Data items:
-=-=-

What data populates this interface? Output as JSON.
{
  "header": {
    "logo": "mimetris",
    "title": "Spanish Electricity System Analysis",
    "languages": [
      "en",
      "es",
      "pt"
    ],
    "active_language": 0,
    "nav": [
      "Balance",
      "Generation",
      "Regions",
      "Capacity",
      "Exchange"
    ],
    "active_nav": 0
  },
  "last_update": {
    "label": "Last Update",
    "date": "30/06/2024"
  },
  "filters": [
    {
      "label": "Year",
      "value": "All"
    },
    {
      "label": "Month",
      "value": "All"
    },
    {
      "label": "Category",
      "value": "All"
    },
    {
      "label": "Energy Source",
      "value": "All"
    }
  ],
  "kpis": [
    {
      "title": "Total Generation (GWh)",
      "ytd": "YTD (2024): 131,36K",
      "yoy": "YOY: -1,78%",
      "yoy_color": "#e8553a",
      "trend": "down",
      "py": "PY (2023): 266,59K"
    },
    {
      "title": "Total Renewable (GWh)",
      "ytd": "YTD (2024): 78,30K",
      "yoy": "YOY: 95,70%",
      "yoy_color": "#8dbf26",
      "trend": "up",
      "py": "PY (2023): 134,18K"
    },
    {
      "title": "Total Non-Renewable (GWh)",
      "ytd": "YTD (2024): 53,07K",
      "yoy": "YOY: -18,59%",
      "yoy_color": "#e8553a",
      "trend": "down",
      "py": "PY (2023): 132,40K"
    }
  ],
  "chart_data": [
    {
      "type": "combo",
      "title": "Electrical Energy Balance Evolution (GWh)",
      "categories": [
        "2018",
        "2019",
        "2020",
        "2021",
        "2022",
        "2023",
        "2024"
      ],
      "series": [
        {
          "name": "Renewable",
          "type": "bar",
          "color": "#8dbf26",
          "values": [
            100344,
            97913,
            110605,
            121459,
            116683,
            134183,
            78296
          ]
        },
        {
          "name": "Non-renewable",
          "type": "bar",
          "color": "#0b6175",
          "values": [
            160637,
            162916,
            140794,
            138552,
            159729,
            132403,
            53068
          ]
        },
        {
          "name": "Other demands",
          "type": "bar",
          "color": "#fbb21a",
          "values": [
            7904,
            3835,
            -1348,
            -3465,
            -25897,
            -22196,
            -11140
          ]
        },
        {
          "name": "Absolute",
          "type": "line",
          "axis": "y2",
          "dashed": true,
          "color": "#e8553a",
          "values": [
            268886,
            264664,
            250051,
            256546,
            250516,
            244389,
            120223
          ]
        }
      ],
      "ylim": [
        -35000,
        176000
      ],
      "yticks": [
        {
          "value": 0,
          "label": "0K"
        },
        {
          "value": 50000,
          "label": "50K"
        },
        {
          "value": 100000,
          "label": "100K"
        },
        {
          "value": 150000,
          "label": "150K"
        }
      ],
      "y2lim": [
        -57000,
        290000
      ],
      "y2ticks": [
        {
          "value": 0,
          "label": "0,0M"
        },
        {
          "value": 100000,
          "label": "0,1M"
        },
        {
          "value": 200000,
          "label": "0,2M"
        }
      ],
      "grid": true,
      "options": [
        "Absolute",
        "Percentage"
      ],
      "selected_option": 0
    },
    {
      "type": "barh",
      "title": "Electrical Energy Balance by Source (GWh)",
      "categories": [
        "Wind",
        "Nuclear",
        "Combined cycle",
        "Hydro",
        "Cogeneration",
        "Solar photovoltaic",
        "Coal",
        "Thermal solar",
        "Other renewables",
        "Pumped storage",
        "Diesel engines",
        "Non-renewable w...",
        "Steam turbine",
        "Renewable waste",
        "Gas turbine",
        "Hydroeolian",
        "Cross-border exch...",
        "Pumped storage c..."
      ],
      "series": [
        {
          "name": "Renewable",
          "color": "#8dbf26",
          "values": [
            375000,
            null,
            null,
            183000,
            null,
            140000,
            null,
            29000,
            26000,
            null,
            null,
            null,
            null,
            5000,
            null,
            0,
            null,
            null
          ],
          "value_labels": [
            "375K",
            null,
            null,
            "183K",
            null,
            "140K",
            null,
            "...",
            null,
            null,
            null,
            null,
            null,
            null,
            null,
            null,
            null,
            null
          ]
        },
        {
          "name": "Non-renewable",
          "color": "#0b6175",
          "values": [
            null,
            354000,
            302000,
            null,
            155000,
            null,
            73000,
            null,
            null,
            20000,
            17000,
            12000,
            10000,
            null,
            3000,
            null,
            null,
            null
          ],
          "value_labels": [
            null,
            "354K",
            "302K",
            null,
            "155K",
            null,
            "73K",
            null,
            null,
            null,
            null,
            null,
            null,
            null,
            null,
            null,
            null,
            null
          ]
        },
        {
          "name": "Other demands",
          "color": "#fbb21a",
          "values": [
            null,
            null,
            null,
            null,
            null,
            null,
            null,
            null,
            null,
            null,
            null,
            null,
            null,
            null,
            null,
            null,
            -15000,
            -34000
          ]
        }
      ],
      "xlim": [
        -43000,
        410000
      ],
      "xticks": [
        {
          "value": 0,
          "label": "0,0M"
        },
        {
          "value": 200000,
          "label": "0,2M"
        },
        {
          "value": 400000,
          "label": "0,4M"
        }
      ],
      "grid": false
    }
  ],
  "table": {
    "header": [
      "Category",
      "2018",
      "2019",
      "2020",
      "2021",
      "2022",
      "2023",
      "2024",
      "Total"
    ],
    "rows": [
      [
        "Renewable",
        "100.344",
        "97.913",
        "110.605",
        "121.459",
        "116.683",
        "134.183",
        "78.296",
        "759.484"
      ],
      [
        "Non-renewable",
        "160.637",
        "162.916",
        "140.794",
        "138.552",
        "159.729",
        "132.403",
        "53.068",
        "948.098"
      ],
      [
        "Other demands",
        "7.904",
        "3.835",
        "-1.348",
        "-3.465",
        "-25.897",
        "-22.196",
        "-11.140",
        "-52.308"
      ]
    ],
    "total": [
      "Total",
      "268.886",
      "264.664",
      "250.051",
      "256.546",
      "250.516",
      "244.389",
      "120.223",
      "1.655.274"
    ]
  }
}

-=-=-

Exercise objective -> Could you transcribe the records in full, exactly?

Problem solution ->
What data populates this interface? Output as JSON.
{
  "header": {
    "logo": "mimetris",
    "title": "Spanish Electricity System Analysis",
    "languages": [
      "en",
      "es",
      "pt"
    ],
    "active_language": 0,
    "nav": [
      "Balance",
      "Generation",
      "Regions",
      "Capacity",
      "Exchange"
    ],
    "active_nav": 0
  },
  "last_update": {
    "label": "Last Update",
    "date": "30/06/2024"
  },
  "filters": [
    {
      "label": "Year",
      "value": "All"
    },
    {
      "label": "Month",
      "value": "All"
    },
    {
      "label": "Category",
      "value": "All"
    },
    {
      "label": "Energy Source",
      "value": "All"
    }
  ],
  "kpis": [
    {
      "title": "Total Generation (GWh)",
      "ytd": "YTD (2024): 131,36K",
      "yoy": "YOY: -1,78%",
      "yoy_color": "#e8553a",
      "trend": "down",
      "py": "PY (2023): 266,59K"
    },
    {
      "title": "Total Renewable (GWh)",
      "ytd": "YTD (2024): 78,30K",
      "yoy": "YOY: 95,70%",
      "yoy_color": "#8dbf26",
      "trend": "up",
      "py": "PY (2023): 134,18K"
    },
    {
      "title": "Total Non-Renewable (GWh)",
      "ytd": "YTD (2024): 53,07K",
      "yoy": "YOY: -18,59%",
      "yoy_color": "#e8553a",
      "trend": "down",
      "py": "PY (2023): 132,40K"
    }
  ],
  "chart_data": [
    {
      "type": "combo",
      "title": "Electrical Energy Balance Evolution (GWh)",
      "categories": [
        "2018",
        "2019",
        "2020",
        "2021",
        "2022",
        "2023",
        "2024"
      ],
      "series": [
        {
          "name": "Renewable",
          "type": "bar",
          "color": "#8dbf26",
          "values": [
            100344,
            97913,
            110605,
            121459,
            116683,
            134183,
            78296
          ]
        },
        {
          "name": "Non-renewable",
          "type": "bar",
          "color": "#0b6175",
          "values": [
            160637,
            162916,
            140794,
            138552,
            159729,
            132403,
            53068
          ]
        },
        {
          "name": "Other demands",
          "type": "bar",
          "color": "#fbb21a",
          "values": [
            7904,
            3835,
            -1348,
            -3465,
            -25897,
            -22196,
            -11140
          ]
        },
        {
          "name": "Absolute",
          "type": "line",
          "axis": "y2",
          "dashed": true,
          "color": "#e8553a",
          "values": [
            268886,
            264664,
            250051,
            256546,
            250516,
            244389,
            120223
          ]
        }
      ],
      "ylim": [
        -35000,
        176000
      ],
      "yticks": [
        {
          "value": 0,
          "label": "0K"
        },
        {
          "value": 50000,
          "label": "50K"
        },
        {
          "value": 100000,
          "label": "100K"
        },
        {
          "value": 150000,
          "label": "150K"
        }
      ],
      "y2lim": [
        -57000,
        290000
      ],
      "y2ticks": [
        {
          "value": 0,
          "label": "0,0M"
        },
        {
          "value": 100000,
          "label": "0,1M"
        },
        {
          "value": 200000,
          "label": "0,2M"
        }
      ],
      "grid": true,
      "options": [
        "Absolute",
        "Percentage"
      ],
      "selected_option": 0
    },
    {
      "type": "barh",
      "title": "Electrical Energy Balance by Source (GWh)",
      "categories": [
        "Wind",
        "Nuclear",
        "Combined cycle",
        "Hydro",
        "Cogeneration",
        "Solar photovoltaic",
        "Coal",
        "Thermal solar",
        "Other renewables",
        "Pumped storage",
        "Diesel engines",
        "Non-renewable w...",
        "Steam turbine",
        "Renewable waste",
        "Gas turbine",
        "Hydroeolian",
        "Cross-border exch...",
        "Pumped storage c..."
      ],
      "series": [
        {
          "name": "Renewable",
          "color": "#8dbf26",
          "values": [
            375000,
            null,
            null,
            183000,
            null,
            140000,
            null,
            29000,
            26000,
            null,
            null,
            null,
            null,
            5000,
            null,
            0,
            null,
            null
          ],
          "value_labels": [
            "375K",
            null,
            null,
            "183K",
            null,
            "140K",
            null,
            "...",
            null,
            null,
            null,
            null,
            null,
            null,
            null,
            null,
            null,
            null
          ]
        },
        {
          "name": "Non-renewable",
          "color": "#0b6175",
          "values": [
            null,
            354000,
            302000,
            null,
            155000,
            null,
            73000,
            null,
            null,
            20000,
            17000,
            12000,
            10000,
            null,
            3000,
            null,
            null,
            null
          ],
          "value_labels": [
            null,
            "354K",
            "302K",
            null,
            "155K",
            null,
            "73K",
            null,
            null,
            null,
            null,
            null,
            null,
            null,
            null,
            null,
            null,
            null
          ]
        },
        {
          "name": "Other demands",
          "color": "#fbb21a",
          "values": [
            null,
            null,
            null,
            null,
            null,
            null,
            null,
            null,
            null,
            null,
            null,
            null,
            null,
            null,
            null,
            null,
            -15000,
            -34000
          ]
        }
      ],
      "xlim": [
        -43000,
        410000
      ],
      "xticks": [
        {
          "value": 0,
          "label": "0,0M"
        },
        {
          "value": 200000,
          "label": "0,2M"
        },
        {
          "value": 400000,
          "label": "0,4M"
        }
      ],
      "grid": false
    }
  ],
  "table": {
    "header": [
      "Category",
      "2018",
      "2019",
      "2020",
      "2021",
      "2022",
      "2023",
      "2024",
      "Total"
    ],
    "rows": [
      [
        "Renewable",
        "100.344",
        "97.913",
        "110.605",
        "121.459",
        "116.683",
        "134.183",
        "78.296",
        "759.484"
      ],
      [
        "Non-renewable",
        "160.637",
        "162.916",
        "140.794",
        "138.552",
        "159.729",
        "132.403",
        "53.068",
        "948.098"
      ],
      [
        "Other demands",
        "7.904",
        "3.835",
        "-1.348",
        "-3.465",
        "-25.897",
        "-22.196",
        "-11.140",
        "-52.308"
      ]
    ],
    "total": [
      "Total",
      "268.886",
      "264.664",
      "250.051",
      "256.546",
      "250.516",
      "244.389",
      "120.223",
      "1.655.274"
    ]
  }
}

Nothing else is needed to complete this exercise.